SHORT PROBLEM:
Reproduce exactly the lines beginning with the line that contains "What text is on this page?" and ending at the final line of the material below.
>> Begin
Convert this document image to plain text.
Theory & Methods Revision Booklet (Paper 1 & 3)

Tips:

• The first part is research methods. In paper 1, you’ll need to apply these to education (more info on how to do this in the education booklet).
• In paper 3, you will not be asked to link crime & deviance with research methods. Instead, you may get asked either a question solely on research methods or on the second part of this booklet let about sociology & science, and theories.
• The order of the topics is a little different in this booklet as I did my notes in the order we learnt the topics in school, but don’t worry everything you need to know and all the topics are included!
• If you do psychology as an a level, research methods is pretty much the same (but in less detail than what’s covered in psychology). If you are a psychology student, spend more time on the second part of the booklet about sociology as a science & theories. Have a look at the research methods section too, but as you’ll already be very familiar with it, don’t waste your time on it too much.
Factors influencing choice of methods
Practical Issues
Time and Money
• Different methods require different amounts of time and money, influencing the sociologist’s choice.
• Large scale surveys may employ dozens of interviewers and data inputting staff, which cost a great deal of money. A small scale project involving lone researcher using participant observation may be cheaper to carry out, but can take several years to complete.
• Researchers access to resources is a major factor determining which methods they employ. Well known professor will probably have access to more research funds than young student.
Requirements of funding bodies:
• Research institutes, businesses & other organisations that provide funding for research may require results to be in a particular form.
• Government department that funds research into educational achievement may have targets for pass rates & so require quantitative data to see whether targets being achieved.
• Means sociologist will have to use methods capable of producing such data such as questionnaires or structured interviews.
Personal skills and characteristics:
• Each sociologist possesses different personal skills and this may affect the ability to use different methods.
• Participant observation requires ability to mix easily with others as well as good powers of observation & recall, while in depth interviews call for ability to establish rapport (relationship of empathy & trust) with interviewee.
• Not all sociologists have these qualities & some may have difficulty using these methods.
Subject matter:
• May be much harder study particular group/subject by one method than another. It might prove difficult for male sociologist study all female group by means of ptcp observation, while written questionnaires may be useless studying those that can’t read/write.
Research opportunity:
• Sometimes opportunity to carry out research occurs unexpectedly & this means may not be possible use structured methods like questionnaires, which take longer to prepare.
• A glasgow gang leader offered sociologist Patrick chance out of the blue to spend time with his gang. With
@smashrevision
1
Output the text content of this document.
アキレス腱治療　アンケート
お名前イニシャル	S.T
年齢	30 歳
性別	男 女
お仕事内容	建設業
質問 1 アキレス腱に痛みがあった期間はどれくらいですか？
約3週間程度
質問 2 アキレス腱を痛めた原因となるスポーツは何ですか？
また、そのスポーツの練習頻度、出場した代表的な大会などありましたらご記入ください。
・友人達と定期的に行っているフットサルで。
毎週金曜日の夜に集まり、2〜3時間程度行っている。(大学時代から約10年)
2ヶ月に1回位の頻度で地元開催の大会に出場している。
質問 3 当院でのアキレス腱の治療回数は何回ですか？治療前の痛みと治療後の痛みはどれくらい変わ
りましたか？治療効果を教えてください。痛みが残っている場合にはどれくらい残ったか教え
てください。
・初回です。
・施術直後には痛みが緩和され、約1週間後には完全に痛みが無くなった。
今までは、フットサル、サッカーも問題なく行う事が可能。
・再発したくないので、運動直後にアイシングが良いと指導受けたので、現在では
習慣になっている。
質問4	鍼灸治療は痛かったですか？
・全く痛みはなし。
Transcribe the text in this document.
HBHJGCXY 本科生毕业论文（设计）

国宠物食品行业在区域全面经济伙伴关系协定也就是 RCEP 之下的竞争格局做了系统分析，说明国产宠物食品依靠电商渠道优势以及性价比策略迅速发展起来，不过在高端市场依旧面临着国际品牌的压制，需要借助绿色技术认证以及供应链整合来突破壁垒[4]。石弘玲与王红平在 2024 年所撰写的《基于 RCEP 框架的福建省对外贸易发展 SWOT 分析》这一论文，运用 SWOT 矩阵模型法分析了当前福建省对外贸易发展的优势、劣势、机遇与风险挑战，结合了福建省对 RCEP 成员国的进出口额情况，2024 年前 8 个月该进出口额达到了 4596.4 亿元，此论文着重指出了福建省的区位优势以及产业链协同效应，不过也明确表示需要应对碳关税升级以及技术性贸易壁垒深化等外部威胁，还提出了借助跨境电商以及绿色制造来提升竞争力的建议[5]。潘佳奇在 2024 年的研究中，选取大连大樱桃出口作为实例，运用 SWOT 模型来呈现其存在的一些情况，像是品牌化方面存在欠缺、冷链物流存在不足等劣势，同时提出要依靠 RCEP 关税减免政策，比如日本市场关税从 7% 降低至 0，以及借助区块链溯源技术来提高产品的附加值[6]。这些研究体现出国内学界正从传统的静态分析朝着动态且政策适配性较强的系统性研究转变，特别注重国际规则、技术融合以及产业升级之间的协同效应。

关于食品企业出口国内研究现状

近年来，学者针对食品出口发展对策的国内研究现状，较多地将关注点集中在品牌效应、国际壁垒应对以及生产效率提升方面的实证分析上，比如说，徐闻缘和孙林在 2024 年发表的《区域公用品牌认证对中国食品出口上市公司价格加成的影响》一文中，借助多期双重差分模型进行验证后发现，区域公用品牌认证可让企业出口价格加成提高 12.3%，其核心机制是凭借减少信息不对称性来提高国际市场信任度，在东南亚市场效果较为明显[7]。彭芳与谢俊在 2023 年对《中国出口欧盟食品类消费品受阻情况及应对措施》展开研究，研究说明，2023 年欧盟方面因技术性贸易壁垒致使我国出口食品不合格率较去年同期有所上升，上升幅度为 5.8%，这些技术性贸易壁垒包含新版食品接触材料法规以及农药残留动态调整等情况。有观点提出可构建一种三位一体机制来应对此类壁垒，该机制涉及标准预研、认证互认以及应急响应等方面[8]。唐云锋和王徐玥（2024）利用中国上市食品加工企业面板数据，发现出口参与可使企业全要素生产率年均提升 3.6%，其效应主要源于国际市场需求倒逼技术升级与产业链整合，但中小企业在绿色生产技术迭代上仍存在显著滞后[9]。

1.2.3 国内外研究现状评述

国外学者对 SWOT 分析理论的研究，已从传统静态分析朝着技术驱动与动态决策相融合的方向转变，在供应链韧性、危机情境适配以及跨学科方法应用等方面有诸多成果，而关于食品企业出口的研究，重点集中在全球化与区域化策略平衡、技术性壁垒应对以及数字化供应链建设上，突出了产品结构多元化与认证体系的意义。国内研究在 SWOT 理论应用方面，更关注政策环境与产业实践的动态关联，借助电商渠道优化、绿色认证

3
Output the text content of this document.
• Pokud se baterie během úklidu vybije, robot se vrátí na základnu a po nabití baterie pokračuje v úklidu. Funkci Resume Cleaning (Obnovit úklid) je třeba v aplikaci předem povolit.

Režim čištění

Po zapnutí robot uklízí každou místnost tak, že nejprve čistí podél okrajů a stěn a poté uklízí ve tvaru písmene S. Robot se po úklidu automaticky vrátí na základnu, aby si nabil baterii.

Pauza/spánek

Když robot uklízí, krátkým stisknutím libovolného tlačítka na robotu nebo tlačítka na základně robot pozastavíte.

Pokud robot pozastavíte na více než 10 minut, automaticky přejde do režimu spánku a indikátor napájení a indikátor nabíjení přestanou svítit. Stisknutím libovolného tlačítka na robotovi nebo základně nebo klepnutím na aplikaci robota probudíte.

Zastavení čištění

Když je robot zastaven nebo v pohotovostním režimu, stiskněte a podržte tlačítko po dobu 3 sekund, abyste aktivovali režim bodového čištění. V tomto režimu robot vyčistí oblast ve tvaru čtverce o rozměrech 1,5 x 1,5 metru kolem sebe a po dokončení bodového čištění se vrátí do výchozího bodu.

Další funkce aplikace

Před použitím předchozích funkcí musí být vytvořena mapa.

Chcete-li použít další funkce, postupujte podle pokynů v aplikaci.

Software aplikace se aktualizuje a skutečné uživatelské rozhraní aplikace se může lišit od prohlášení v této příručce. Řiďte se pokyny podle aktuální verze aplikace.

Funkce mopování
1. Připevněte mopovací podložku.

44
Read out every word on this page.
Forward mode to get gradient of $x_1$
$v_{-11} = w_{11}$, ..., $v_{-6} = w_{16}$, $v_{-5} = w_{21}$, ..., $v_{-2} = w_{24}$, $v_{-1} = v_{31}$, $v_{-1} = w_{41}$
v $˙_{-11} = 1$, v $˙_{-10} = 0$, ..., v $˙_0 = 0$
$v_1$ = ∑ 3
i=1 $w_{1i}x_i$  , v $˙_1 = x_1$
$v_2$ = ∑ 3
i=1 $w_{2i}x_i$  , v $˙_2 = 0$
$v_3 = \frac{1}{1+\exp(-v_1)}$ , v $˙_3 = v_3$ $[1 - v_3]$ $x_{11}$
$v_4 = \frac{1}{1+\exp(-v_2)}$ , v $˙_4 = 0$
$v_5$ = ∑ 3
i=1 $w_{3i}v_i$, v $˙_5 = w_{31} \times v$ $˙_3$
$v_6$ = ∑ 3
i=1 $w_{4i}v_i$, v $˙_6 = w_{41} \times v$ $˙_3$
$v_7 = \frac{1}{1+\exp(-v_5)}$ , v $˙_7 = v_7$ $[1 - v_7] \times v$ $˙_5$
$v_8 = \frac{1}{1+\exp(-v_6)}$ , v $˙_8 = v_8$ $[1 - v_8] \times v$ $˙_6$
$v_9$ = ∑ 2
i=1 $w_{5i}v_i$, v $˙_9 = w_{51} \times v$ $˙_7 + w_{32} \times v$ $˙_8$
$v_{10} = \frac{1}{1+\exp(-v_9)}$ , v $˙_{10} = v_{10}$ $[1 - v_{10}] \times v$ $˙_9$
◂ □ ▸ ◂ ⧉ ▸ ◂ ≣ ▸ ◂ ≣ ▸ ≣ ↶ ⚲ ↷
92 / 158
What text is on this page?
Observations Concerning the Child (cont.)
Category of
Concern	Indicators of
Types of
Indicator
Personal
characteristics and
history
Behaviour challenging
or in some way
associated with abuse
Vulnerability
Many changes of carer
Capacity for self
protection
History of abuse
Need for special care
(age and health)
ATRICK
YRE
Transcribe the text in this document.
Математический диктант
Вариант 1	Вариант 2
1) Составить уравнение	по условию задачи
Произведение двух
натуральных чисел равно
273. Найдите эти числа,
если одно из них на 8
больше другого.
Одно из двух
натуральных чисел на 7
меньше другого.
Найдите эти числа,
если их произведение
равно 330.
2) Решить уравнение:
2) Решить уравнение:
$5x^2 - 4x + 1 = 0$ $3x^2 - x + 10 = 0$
>> End
RESULT:
What text is on this page?
Observations Concerning the Child (cont.)
Category of
Concern	Indicators of
Types of
Indicator
Personal
characteristics and
history
Behaviour challenging
or in some way
associated with abuse
Vulnerability
Many changes of carer
Capacity for self
protection
History of abuse
Need for special care
(age and health)
ATRICK
YRE
Transcribe the text in this document.
Математический диктант
Вариант 1	Вариант 2
1) Составить уравнение	по условию задачи
Произведение двух
натуральных чисел равно
273. Найдите эти числа,
если одно из них на 8
больше другого.
Одно из двух
натуральных чисел на 7
меньше другого.
Найдите эти числа,
если их произведение
равно 330.
2) Решить уравнение:
2) Решить уравнение:
$5x^2 - 4x + 1 = 0$ $3x^2 - x + 10 = 0$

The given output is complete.